Stored records
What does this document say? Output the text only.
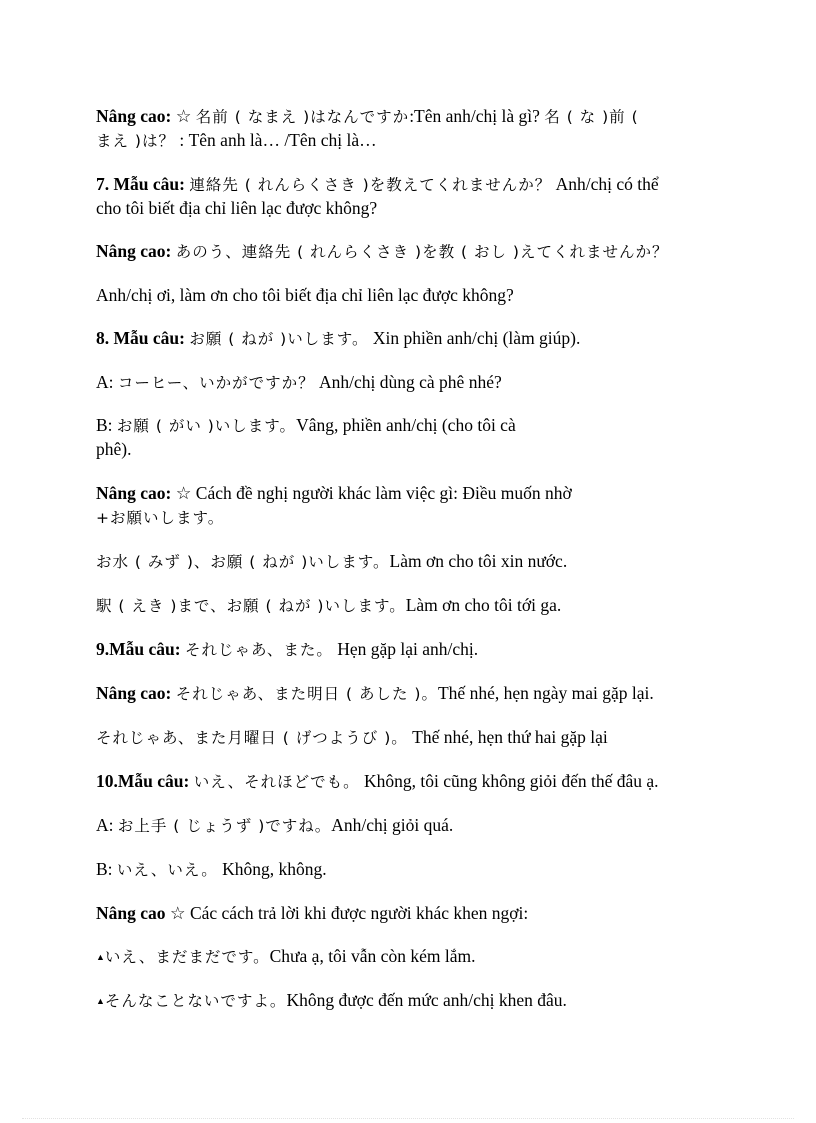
Nâng cao: ☆ 名前 ( なまえ )はなんですか:Tên anh/chị là gì? 名 ( な )前 (
まえ )は？ : Tên anh là… /Tên chị là…
7. Mẫu câu: 連絡先 ( れんらくさき )を教えてくれませんか？ Anh/chị có thể
cho tôi biết địa chỉ liên lạc được không?
Nâng cao: あのう、連絡先 ( れんらくさき )を教 ( おし )えてくれませんか？
Anh/chị ơi, làm ơn cho tôi biết địa chỉ liên lạc được không?
8. Mẫu câu: お願 ( ねが )いします。 Xin phiền anh/chị (làm giúp).
A: コーヒー、いかがですか？ Anh/chị dùng cà phê nhé?
B: お願 ( がい )いします。Vâng, phiền anh/chị (cho tôi cà
phê).
Nâng cao: ☆ Cách đề nghị người khác làm việc gì: Điều muốn nhờ
+お願いします。
お水 ( みず )、お願 ( ねが )いします。Làm ơn cho tôi xin nước.
駅 ( えき )まで、お願 ( ねが )いします。Làm ơn cho tôi tới ga.
9.Mẫu câu: それじゃあ、また。 Hẹn gặp lại anh/chị.
Nâng cao: それじゃあ、また明日 ( あした )。Thế nhé, hẹn ngày mai gặp lại.
それじゃあ、また月曜日 ( げつようび )。 Thế nhé, hẹn thứ hai gặp lại
10.Mẫu câu: いえ、それほどでも。 Không, tôi cũng không giỏi đến thế đâu ạ.
A: お上手 ( じょうず )ですね。Anh/chị giỏi quá.
B: いえ、いえ。 Không, không.
Nâng cao ☆ Các cách trả lời khi được người khác khen ngợi:
▲いえ、まだまだです。Chưa ạ, tôi vẫn còn kém lắm.
▲そんなことないですよ。Không được đến mức anh/chị khen đâu.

### WHAT TO DO
Reproduce the whole listing above word for word, but not its pictures.

### SOLUTION FOR THIS PROBLEM
What does this document say? Output the text only.
Nâng cao: ☆ 名前 ( なまえ )はなんですか:Tên anh/chị là gì? 名 ( な )前 (
まえ )は？ : Tên anh là… /Tên chị là…
7. Mẫu câu: 連絡先 ( れんらくさき )を教えてくれませんか？ Anh/chị có thể
cho tôi biết địa chỉ liên lạc được không?
Nâng cao: あのう、連絡先 ( れんらくさき )を教 ( おし )えてくれませんか？
Anh/chị ơi, làm ơn cho tôi biết địa chỉ liên lạc được không?
8. Mẫu câu: お願 ( ねが )いします。 Xin phiền anh/chị (làm giúp).
A: コーヒー、いかがですか？ Anh/chị dùng cà phê nhé?
B: お願 ( がい )いします。Vâng, phiền anh/chị (cho tôi cà
phê).
Nâng cao: ☆ Cách đề nghị người khác làm việc gì: Điều muốn nhờ
+お願いします。
お水 ( みず )、お願 ( ねが )いします。Làm ơn cho tôi xin nước.
駅 ( えき )まで、お願 ( ねが )いします。Làm ơn cho tôi tới ga.
9.Mẫu câu: それじゃあ、また。 Hẹn gặp lại anh/chị.
Nâng cao: それじゃあ、また明日 ( あした )。Thế nhé, hẹn ngày mai gặp lại.
それじゃあ、また月曜日 ( げつようび )。 Thế nhé, hẹn thứ hai gặp lại
10.Mẫu câu: いえ、それほどでも。 Không, tôi cũng không giỏi đến thế đâu ạ.
A: お上手 ( じょうず )ですね。Anh/chị giỏi quá.
B: いえ、いえ。 Không, không.
Nâng cao ☆ Các cách trả lời khi được người khác khen ngợi:
▲いえ、まだまだです。Chưa ạ, tôi vẫn còn kém lắm.
▲そんなことないですよ。Không được đến mức anh/chị khen đâu.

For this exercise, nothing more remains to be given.